-- start of Provided records --

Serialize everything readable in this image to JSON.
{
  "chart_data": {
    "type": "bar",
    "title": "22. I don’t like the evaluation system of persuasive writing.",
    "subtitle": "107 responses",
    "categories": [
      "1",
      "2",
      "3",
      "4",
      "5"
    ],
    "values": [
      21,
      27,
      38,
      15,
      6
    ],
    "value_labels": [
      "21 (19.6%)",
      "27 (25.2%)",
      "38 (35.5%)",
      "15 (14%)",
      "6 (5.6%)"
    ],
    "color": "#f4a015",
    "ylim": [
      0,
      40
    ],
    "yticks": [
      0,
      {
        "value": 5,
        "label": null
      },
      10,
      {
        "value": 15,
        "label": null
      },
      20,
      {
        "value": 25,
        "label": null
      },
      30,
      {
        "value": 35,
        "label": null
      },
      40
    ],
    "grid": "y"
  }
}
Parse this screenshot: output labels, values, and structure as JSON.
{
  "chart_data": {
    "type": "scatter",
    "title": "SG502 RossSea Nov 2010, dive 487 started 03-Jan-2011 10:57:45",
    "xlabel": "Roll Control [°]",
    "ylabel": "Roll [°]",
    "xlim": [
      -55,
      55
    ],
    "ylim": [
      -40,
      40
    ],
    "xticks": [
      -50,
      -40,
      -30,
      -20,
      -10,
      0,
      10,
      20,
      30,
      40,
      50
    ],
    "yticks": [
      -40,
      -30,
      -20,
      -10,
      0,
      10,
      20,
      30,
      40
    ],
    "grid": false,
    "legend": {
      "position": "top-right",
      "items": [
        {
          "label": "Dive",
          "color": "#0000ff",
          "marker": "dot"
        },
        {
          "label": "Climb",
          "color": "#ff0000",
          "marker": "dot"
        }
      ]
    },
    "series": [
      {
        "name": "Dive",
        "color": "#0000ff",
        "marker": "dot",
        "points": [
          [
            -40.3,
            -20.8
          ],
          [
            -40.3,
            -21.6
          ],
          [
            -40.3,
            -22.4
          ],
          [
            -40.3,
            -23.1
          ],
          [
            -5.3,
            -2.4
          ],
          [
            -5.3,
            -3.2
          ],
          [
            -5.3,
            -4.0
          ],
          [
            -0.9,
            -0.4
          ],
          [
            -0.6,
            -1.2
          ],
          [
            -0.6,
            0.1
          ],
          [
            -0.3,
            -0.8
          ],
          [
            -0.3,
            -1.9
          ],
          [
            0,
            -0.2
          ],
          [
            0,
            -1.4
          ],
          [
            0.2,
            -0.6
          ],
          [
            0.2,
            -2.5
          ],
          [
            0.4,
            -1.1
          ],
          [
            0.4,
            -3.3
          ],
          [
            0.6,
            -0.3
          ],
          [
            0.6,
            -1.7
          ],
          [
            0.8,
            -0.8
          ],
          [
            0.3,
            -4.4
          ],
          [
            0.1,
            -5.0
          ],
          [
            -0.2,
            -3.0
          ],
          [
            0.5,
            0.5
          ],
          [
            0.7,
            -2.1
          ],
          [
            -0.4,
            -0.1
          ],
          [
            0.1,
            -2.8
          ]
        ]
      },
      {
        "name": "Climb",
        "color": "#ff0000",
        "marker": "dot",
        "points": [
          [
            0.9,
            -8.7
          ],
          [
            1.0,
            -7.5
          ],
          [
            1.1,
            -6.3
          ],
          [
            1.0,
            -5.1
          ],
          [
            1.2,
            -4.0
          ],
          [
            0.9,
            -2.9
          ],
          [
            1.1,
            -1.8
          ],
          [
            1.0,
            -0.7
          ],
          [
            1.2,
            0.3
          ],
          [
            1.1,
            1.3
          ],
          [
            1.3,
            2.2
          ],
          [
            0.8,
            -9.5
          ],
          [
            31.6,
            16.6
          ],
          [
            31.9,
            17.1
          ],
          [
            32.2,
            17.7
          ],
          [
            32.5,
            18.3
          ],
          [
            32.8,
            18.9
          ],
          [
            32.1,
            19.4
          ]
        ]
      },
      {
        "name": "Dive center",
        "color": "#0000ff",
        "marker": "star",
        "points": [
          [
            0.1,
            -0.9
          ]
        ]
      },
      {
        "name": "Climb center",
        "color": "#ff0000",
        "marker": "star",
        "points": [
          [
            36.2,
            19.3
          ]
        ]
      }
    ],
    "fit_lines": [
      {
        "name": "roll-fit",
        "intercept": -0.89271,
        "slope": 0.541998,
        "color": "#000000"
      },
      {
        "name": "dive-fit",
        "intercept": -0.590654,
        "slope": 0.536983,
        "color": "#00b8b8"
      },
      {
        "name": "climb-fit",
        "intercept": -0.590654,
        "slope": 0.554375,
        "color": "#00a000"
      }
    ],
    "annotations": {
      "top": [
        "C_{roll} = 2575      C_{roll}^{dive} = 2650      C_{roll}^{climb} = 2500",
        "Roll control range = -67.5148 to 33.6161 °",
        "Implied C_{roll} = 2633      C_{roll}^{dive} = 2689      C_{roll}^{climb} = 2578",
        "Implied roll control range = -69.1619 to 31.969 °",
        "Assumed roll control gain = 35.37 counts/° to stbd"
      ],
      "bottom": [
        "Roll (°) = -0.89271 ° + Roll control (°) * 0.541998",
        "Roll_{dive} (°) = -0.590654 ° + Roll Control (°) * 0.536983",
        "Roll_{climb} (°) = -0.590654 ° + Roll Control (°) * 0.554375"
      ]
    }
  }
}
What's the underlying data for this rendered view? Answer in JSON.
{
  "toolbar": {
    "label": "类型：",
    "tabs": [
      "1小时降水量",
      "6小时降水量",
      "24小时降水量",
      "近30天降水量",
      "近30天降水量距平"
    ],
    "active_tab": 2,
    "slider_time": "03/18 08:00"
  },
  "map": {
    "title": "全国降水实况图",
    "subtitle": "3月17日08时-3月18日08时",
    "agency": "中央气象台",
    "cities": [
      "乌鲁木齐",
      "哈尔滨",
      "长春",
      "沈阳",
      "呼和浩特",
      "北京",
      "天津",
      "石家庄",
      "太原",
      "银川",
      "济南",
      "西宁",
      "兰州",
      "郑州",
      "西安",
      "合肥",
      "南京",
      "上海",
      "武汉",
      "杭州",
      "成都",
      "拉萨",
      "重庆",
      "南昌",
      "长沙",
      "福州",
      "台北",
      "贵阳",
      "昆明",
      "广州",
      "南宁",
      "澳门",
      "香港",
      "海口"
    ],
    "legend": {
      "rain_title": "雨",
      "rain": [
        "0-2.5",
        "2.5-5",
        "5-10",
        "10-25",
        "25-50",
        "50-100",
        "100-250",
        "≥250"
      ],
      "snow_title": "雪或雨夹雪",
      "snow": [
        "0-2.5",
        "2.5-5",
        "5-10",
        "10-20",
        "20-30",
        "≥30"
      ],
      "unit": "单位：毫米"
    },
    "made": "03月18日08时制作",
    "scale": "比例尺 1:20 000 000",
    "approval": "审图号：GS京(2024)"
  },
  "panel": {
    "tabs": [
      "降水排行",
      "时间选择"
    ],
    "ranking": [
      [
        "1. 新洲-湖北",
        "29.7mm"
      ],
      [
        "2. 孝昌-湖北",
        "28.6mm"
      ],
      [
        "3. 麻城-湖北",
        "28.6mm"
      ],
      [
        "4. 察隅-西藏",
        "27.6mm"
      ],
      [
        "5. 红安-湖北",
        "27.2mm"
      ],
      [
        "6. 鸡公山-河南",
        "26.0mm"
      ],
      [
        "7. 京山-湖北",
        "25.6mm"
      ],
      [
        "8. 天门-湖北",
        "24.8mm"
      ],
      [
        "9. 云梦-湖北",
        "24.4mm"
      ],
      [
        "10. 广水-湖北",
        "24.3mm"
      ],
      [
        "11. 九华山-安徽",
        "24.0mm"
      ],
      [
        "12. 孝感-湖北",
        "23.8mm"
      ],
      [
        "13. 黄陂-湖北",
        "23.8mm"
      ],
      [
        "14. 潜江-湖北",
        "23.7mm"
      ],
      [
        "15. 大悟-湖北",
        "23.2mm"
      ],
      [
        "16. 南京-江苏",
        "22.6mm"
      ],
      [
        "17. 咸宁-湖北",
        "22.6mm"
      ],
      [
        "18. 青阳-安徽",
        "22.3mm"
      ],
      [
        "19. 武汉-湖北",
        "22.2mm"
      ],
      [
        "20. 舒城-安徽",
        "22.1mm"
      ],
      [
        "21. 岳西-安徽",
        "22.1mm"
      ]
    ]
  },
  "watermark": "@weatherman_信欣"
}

-- end of Provided records --

### Set task
Read the lines above. Gather those in which the string "values" is found.

### The response
    "values": [
Parse this screenshot: output labels, values, and structure as JSON.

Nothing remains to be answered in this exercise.